WHAT NEEDS TO BE DONE » Find how many lines in the data below include the word "JSON", then write only that number.

=-=-=

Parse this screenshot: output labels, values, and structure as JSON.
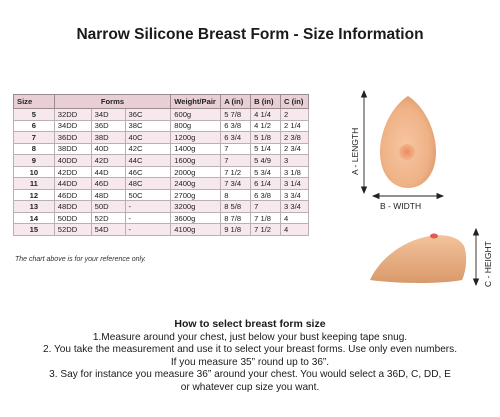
{
  "title": "Narrow Silicone Breast Form - Size Information",
  "table": {
    "headers": {
      "size": "Size",
      "forms": "Forms",
      "weight": "Weight/Pair",
      "a": "A (in)",
      "b": "B (in)",
      "c": "C (in)"
    },
    "rows": [
      {
        "size": "5",
        "f1": "32DD",
        "f2": "34D",
        "f3": "36C",
        "weight": "600g",
        "a": "5 7/8",
        "b": "4 1/4",
        "c": "2"
      },
      {
        "size": "6",
        "f1": "34DD",
        "f2": "36D",
        "f3": "38C",
        "weight": "800g",
        "a": "6 3/8",
        "b": "4 1/2",
        "c": "2 1/4"
      },
      {
        "size": "7",
        "f1": "36DD",
        "f2": "38D",
        "f3": "40C",
        "weight": "1200g",
        "a": "6 3/4",
        "b": "5 1/8",
        "c": "2 3/8"
      },
      {
        "size": "8",
        "f1": "38DD",
        "f2": "40D",
        "f3": "42C",
        "weight": "1400g",
        "a": "7",
        "b": "5 1/4",
        "c": "2 3/4"
      },
      {
        "size": "9",
        "f1": "40DD",
        "f2": "42D",
        "f3": "44C",
        "weight": "1600g",
        "a": "7",
        "b": "5 4/9",
        "c": "3"
      },
      {
        "size": "10",
        "f1": "42DD",
        "f2": "44D",
        "f3": "46C",
        "weight": "2000g",
        "a": "7 1/2",
        "b": "5 3/4",
        "c": "3 1/8"
      },
      {
        "size": "11",
        "f1": "44DD",
        "f2": "46D",
        "f3": "48C",
        "weight": "2400g",
        "a": "7 3/4",
        "b": "6 1/4",
        "c": "3 1/4"
      },
      {
        "size": "12",
        "f1": "46DD",
        "f2": "48D",
        "f3": "50C",
        "weight": "2700g",
        "a": "8",
        "b": "6 3/8",
        "c": "3 3/4"
      },
      {
        "size": "13",
        "f1": "48DD",
        "f2": "50D",
        "f3": "-",
        "weight": "3200g",
        "a": "8 5/8",
        "b": "7",
        "c": "3 3/4"
      },
      {
        "size": "14",
        "f1": "50DD",
        "f2": "52D",
        "f3": "-",
        "weight": "3600g",
        "a": "8 7/8",
        "b": "7 1/8",
        "c": "4"
      },
      {
        "size": "15",
        "f1": "52DD",
        "f2": "54D",
        "f3": "-",
        "weight": "4100g",
        "a": "9 1/8",
        "b": "7 1/2",
        "c": "4"
      }
    ]
  },
  "note": "The chart above is for your reference only.",
  "diagram": {
    "length_label": "A - LENGTH",
    "width_label": "B - WIDTH",
    "height_label": "C - HEIGHT",
    "colors": {
      "skin": "#f1b48a",
      "nipple": "#e9956e",
      "line": "#222222"
    }
  },
  "howto": {
    "title": "How to select breast form size",
    "lines": [
      "1.Measure around your chest, just below your bust keeping tape snug.",
      "2. You take the measurement and use it to select your breast forms. Use only even numbers.",
      "If you measure 35” round up to 36”.",
      "3. Say for instance you measure 36” around your chest. You would select a 36D, C, DD, E",
      "or whatever cup size you want."
    ]
  }
}
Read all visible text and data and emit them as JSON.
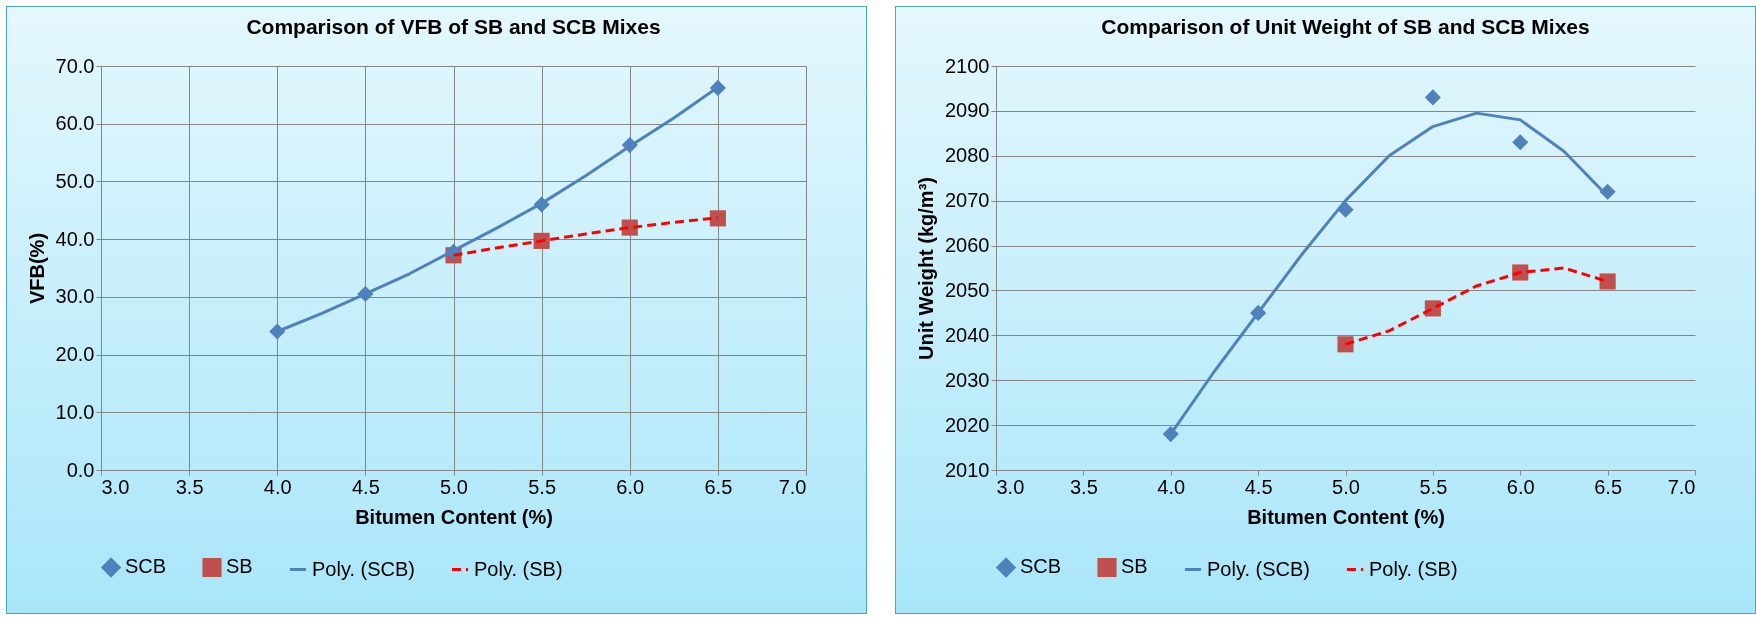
{
  "chart_data": [
    {
      "type": "scatter",
      "title": "Comparison of VFB of SB and SCB Mixes",
      "xlabel": "Bitumen Content (%)",
      "ylabel": "VFB(%)",
      "xlim": [
        3,
        7
      ],
      "ylim": [
        0,
        70
      ],
      "xticks": [
        {
          "value": 3,
          "label": "3.0"
        },
        {
          "value": 3.5,
          "label": "3.5"
        },
        {
          "value": 4,
          "label": "4.0"
        },
        {
          "value": 4.5,
          "label": "4.5"
        },
        {
          "value": 5,
          "label": "5.0"
        },
        {
          "value": 5.5,
          "label": "5.5"
        },
        {
          "value": 6,
          "label": "6.0"
        },
        {
          "value": 6.5,
          "label": "6.5"
        },
        {
          "value": 7,
          "label": "7.0"
        }
      ],
      "yticks": [
        {
          "value": 0,
          "label": "0.0"
        },
        {
          "value": 10,
          "label": "10.0"
        },
        {
          "value": 20,
          "label": "20.0"
        },
        {
          "value": 30,
          "label": "30.0"
        },
        {
          "value": 40,
          "label": "40.0"
        },
        {
          "value": 50,
          "label": "50.0"
        },
        {
          "value": 60,
          "label": "60.0"
        },
        {
          "value": 70,
          "label": "70.0"
        }
      ],
      "grid": true,
      "legend": "bottom",
      "series": [
        {
          "name": "SCB",
          "type": "scatter",
          "marker": "diamond",
          "color": "#4f81bd",
          "x": [
            4.0,
            4.5,
            5.0,
            5.5,
            6.0,
            6.5
          ],
          "values": [
            24.0,
            30.5,
            37.8,
            46.0,
            56.3,
            66.2
          ]
        },
        {
          "name": "SB",
          "type": "scatter",
          "marker": "square",
          "color": "#c0504d",
          "x": [
            5.0,
            5.5,
            6.0,
            6.5
          ],
          "values": [
            37.2,
            39.7,
            42.0,
            43.6
          ]
        },
        {
          "name": "Poly. (SCB)",
          "type": "line",
          "marker": "none",
          "line_style": "solid",
          "color": "#4f81bd",
          "x": [
            4.0,
            4.25,
            4.5,
            4.75,
            5.0,
            5.25,
            5.5,
            5.75,
            6.0,
            6.25,
            6.5
          ],
          "values": [
            24.0,
            27.1,
            30.5,
            34.0,
            38.0,
            42.0,
            46.2,
            51.0,
            56.1,
            61.0,
            66.3
          ]
        },
        {
          "name": "Poly. (SB)",
          "type": "line",
          "marker": "none",
          "line_style": "dashed",
          "color": "#ff0000",
          "x": [
            5.0,
            5.25,
            5.5,
            5.75,
            6.0,
            6.25,
            6.5
          ],
          "values": [
            37.2,
            38.5,
            39.7,
            40.9,
            42.0,
            42.9,
            43.7
          ]
        }
      ]
    },
    {
      "type": "scatter",
      "title": "Comparison of Unit Weight of SB and SCB Mixes",
      "xlabel": "Bitumen Content (%)",
      "ylabel": "Unit Weight (kg/m³)",
      "xlim": [
        3,
        7
      ],
      "ylim": [
        2010,
        2100
      ],
      "xticks": [
        {
          "value": 3,
          "label": "3.0"
        },
        {
          "value": 3.5,
          "label": "3.5"
        },
        {
          "value": 4,
          "label": "4.0"
        },
        {
          "value": 4.5,
          "label": "4.5"
        },
        {
          "value": 5,
          "label": "5.0"
        },
        {
          "value": 5.5,
          "label": "5.5"
        },
        {
          "value": 6,
          "label": "6.0"
        },
        {
          "value": 6.5,
          "label": "6.5"
        },
        {
          "value": 7,
          "label": "7.0"
        }
      ],
      "yticks": [
        2010,
        2020,
        2030,
        2040,
        2050,
        2060,
        2070,
        2080,
        2090,
        2100
      ],
      "grid": "y",
      "legend": "bottom",
      "series": [
        {
          "name": "SCB",
          "type": "scatter",
          "marker": "diamond",
          "color": "#4f81bd",
          "x": [
            4.0,
            4.5,
            5.0,
            5.5,
            6.0,
            6.5
          ],
          "values": [
            2018,
            2045,
            2068,
            2093,
            2083,
            2072
          ]
        },
        {
          "name": "SB",
          "type": "scatter",
          "marker": "square",
          "color": "#c0504d",
          "x": [
            5.0,
            5.5,
            6.0,
            6.5
          ],
          "values": [
            2038,
            2046,
            2054,
            2052
          ]
        },
        {
          "name": "Poly. (SCB)",
          "type": "line",
          "marker": "none",
          "line_style": "solid",
          "color": "#4f81bd",
          "x": [
            4.0,
            4.25,
            4.5,
            4.75,
            5.0,
            5.25,
            5.5,
            5.75,
            6.0,
            6.25,
            6.5
          ],
          "values": [
            2018,
            2032,
            2045,
            2058,
            2070,
            2080,
            2086.5,
            2089.5,
            2088,
            2081,
            2071
          ]
        },
        {
          "name": "Poly. (SB)",
          "type": "line",
          "marker": "none",
          "line_style": "dashed",
          "color": "#ff0000",
          "x": [
            5.0,
            5.25,
            5.5,
            5.75,
            6.0,
            6.25,
            6.5
          ],
          "values": [
            2038,
            2041,
            2046,
            2051,
            2054,
            2055,
            2052
          ]
        }
      ]
    }
  ]
}
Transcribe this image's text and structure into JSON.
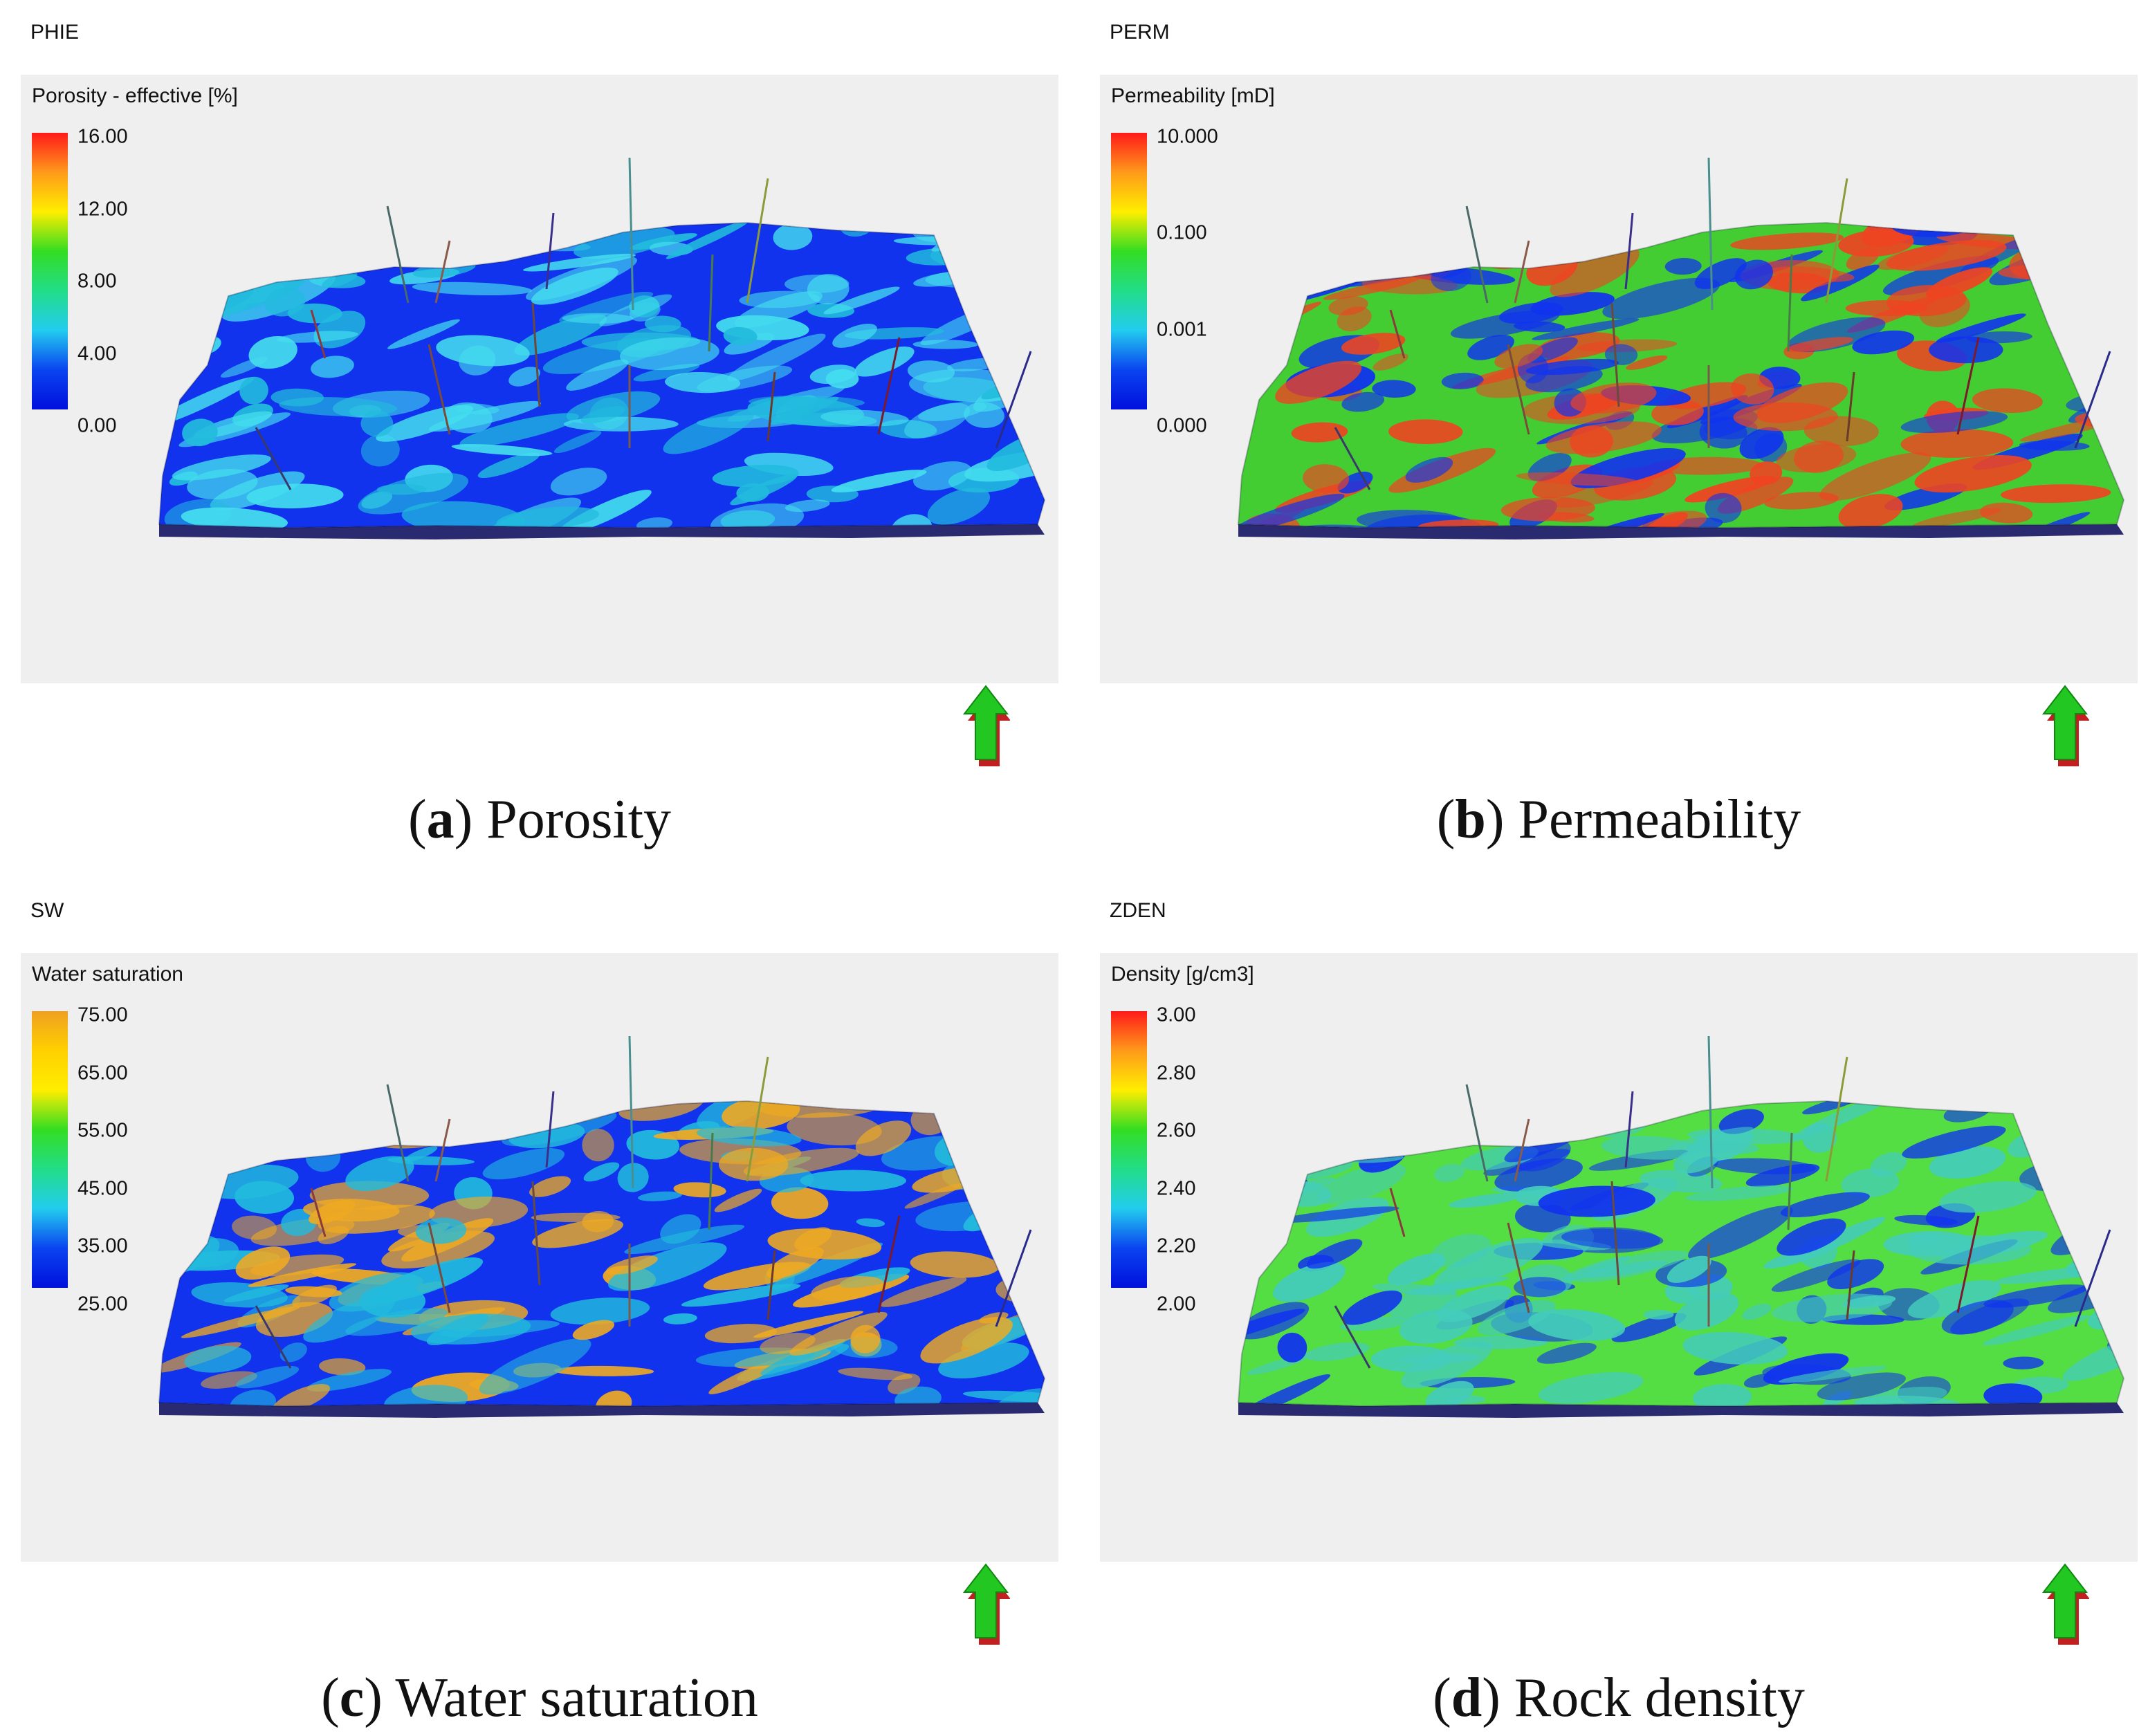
{
  "panels": [
    {
      "id": "a",
      "code": "PHIE",
      "property_title": "Porosity - effective [%]",
      "legend_ticks": [
        "16.00",
        "12.00",
        "8.00",
        "4.00",
        "0.00"
      ],
      "colormap": [
        "#ff1a1a",
        "#ff9a1a",
        "#ffee00",
        "#33dd22",
        "#22dd88",
        "#22ccee",
        "#0a44f0",
        "#0010dd"
      ],
      "dominant_colors": [
        "#1133ee",
        "#22bbdd",
        "#44ddee"
      ],
      "caption_letter": "a",
      "caption_text": " Porosity"
    },
    {
      "id": "b",
      "code": "PERM",
      "property_title": "Permeability [mD]",
      "legend_ticks": [
        "10.000",
        "0.100",
        "0.001",
        "0.000"
      ],
      "colormap": [
        "#ff1a1a",
        "#ff9a1a",
        "#ffee00",
        "#33dd22",
        "#22dd88",
        "#22ccee",
        "#0a44f0",
        "#0010dd"
      ],
      "dominant_colors": [
        "#44cc33",
        "#1133ee",
        "#ee4422"
      ],
      "caption_letter": "b",
      "caption_text": " Permeability"
    },
    {
      "id": "c",
      "code": "SW",
      "property_title": "Water saturation",
      "legend_ticks": [
        "75.00",
        "65.00",
        "55.00",
        "45.00",
        "35.00",
        "25.00"
      ],
      "colormap": [
        "#f0a020",
        "#ffd000",
        "#ffee00",
        "#33dd22",
        "#22dd88",
        "#22ccee",
        "#0a44f0",
        "#0010dd"
      ],
      "dominant_colors": [
        "#1133ee",
        "#eeaa22",
        "#22bbdd"
      ],
      "caption_letter": "c",
      "caption_text": " Water saturation"
    },
    {
      "id": "d",
      "code": "ZDEN",
      "property_title": "Density [g/cm3]",
      "legend_ticks": [
        "3.00",
        "2.80",
        "2.60",
        "2.40",
        "2.20",
        "2.00"
      ],
      "colormap": [
        "#ff1a1a",
        "#ff9a1a",
        "#ffee00",
        "#33dd22",
        "#22dd88",
        "#22ccee",
        "#0a44f0",
        "#0010dd"
      ],
      "dominant_colors": [
        "#55dd44",
        "#44ccbb",
        "#1133ee"
      ],
      "caption_letter": "d",
      "caption_text": " Rock density"
    }
  ]
}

=-=-=

WRITTEN ANSWER » 3